EXERCISE MATERIAL:

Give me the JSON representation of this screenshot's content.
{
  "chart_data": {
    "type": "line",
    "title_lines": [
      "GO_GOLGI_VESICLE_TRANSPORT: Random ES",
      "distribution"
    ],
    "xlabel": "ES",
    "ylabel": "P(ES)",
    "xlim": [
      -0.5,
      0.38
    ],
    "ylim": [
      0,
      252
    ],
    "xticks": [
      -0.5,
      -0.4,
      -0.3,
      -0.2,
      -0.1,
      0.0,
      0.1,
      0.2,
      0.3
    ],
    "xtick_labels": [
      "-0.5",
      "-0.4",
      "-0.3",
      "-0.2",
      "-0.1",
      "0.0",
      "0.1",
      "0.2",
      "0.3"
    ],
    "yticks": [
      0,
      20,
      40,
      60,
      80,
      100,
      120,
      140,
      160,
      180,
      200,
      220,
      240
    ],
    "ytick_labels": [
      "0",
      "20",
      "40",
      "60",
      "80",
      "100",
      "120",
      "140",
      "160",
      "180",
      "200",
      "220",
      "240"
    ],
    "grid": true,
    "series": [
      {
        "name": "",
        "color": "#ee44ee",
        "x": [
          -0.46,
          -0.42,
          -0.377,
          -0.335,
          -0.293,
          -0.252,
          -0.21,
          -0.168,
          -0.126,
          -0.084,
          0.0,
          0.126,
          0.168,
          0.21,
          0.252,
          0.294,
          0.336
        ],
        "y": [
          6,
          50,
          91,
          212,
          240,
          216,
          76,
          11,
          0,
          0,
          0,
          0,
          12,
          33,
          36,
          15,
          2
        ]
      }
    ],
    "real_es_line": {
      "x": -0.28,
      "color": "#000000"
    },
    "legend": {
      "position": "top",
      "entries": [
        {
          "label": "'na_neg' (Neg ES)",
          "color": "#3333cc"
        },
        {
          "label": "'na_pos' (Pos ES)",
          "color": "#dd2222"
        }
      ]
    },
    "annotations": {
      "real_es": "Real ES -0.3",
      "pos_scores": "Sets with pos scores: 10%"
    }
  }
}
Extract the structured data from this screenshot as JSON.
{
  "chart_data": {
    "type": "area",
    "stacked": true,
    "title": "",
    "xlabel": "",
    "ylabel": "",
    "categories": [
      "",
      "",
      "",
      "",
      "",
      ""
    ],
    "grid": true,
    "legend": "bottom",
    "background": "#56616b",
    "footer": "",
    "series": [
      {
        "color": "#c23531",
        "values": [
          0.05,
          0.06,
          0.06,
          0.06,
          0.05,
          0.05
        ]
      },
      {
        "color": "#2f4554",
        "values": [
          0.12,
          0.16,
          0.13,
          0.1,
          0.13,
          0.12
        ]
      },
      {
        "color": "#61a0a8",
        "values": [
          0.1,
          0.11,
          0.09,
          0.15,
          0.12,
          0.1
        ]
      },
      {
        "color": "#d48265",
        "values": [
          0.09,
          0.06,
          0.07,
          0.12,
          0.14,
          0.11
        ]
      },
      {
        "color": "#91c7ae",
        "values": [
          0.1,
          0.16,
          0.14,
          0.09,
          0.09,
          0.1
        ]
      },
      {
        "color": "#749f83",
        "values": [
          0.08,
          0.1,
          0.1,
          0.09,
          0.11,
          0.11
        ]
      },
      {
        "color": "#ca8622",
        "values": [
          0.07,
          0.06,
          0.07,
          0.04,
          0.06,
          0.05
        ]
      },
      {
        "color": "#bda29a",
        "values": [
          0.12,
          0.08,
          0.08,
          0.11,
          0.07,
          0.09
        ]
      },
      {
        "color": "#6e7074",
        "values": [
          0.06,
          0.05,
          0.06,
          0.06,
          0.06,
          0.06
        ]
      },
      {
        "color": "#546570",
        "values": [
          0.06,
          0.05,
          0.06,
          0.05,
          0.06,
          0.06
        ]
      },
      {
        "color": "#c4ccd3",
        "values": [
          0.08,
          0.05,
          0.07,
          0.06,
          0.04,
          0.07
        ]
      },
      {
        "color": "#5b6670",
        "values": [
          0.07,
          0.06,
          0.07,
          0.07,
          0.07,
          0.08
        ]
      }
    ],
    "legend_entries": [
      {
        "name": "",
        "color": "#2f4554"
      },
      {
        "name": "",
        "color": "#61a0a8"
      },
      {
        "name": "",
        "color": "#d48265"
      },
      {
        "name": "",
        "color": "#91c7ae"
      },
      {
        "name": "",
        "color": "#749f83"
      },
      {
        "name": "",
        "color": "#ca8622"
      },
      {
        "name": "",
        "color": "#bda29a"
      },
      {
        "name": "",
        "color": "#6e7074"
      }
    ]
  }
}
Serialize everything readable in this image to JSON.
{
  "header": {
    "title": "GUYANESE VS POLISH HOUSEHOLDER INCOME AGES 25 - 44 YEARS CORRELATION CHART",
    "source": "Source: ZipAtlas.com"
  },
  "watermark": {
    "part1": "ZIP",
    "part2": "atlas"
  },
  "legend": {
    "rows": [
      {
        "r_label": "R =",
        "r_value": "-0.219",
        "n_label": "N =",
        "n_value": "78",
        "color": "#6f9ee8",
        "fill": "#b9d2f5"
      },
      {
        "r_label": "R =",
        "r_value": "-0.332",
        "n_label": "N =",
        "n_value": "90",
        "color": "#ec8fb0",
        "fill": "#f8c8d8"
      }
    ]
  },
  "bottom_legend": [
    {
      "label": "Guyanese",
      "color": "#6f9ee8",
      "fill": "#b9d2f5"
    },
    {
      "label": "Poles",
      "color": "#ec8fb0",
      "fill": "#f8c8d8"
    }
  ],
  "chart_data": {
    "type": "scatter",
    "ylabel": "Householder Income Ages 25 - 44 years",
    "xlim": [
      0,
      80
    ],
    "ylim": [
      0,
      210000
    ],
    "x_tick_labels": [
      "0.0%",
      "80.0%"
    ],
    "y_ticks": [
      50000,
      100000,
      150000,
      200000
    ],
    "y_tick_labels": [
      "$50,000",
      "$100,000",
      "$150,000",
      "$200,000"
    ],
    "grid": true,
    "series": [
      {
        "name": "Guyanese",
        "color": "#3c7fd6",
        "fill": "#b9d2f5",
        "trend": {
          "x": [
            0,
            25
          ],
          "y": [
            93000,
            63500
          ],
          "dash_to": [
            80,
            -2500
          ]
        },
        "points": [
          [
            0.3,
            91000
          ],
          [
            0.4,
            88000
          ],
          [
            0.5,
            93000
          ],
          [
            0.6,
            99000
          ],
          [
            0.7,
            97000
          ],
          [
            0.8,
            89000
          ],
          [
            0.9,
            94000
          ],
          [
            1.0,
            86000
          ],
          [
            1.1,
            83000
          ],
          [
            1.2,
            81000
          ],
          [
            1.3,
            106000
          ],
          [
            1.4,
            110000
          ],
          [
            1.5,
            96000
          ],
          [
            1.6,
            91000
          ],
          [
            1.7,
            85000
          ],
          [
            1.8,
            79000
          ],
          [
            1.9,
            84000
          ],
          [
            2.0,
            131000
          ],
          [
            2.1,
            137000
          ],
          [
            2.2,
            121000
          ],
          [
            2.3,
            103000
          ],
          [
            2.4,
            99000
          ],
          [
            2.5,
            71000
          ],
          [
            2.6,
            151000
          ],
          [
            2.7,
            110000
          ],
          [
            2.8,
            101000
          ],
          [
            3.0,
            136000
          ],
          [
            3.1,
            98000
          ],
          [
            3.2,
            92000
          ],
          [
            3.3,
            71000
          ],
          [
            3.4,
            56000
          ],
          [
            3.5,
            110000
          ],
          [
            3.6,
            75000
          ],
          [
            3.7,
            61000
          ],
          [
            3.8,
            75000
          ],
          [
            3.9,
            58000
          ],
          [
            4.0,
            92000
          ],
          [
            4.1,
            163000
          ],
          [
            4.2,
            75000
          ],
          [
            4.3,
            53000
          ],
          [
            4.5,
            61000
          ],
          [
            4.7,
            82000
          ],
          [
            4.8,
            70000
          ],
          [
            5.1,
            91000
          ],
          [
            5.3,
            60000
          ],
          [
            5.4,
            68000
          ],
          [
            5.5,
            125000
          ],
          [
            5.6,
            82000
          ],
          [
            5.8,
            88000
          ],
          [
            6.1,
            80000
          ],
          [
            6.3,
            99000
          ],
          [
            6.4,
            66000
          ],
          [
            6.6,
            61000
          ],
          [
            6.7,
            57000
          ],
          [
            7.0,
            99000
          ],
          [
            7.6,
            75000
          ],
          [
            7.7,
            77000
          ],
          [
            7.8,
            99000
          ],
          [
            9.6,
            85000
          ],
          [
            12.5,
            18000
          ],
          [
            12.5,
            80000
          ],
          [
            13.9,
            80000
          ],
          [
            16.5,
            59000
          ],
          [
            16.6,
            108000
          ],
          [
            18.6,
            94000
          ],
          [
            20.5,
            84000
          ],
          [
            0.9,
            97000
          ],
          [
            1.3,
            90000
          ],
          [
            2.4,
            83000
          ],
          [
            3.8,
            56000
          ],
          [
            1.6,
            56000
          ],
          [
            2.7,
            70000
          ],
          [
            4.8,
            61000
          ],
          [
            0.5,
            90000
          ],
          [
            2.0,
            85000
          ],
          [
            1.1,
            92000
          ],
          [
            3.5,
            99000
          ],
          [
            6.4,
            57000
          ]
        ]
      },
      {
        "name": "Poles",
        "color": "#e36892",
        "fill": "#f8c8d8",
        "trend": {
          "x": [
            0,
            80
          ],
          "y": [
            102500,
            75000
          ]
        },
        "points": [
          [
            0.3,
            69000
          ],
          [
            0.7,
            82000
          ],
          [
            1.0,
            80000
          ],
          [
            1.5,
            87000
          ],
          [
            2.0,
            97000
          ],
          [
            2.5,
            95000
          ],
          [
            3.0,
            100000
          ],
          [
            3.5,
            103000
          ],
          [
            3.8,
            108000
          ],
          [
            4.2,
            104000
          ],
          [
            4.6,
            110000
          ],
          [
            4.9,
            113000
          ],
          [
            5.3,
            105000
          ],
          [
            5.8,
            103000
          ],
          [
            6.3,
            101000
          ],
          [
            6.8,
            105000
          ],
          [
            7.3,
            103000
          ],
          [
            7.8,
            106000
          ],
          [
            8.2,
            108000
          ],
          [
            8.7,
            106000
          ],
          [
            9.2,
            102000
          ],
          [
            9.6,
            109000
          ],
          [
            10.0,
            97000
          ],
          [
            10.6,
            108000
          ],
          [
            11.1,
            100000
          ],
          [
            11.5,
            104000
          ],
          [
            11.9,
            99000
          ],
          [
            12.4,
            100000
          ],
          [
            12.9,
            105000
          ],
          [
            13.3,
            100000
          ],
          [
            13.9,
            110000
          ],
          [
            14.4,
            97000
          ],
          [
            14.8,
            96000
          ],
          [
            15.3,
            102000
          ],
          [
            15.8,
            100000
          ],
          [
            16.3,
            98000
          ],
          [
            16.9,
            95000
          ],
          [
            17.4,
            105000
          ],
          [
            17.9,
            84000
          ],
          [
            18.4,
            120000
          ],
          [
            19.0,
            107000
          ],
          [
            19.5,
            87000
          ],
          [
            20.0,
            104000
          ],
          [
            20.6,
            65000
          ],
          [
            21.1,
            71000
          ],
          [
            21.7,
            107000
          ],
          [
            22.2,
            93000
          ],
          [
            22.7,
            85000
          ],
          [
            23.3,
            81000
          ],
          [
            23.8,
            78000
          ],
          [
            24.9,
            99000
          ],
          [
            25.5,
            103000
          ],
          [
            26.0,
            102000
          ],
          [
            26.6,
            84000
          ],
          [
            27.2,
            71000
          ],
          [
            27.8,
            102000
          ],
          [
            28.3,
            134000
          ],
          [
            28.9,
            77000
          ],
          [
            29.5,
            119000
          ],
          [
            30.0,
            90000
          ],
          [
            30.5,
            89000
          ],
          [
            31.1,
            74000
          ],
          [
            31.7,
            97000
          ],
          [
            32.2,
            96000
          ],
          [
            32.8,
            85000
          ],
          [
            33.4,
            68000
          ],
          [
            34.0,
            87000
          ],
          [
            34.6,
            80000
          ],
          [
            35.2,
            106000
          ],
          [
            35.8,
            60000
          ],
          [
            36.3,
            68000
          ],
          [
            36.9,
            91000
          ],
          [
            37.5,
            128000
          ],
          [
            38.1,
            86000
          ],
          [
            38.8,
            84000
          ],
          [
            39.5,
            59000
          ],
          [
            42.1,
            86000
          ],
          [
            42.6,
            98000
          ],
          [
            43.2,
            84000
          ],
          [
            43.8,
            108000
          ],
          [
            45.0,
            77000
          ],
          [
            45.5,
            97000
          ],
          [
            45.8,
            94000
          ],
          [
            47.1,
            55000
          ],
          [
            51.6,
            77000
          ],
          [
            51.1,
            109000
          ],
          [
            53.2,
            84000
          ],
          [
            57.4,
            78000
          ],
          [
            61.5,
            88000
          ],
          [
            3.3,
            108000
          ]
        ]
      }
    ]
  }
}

INSTRUCTION: Look through the material and say how many lines hold "ylabel". Give the number only.

EXPECTED ANSWER: 3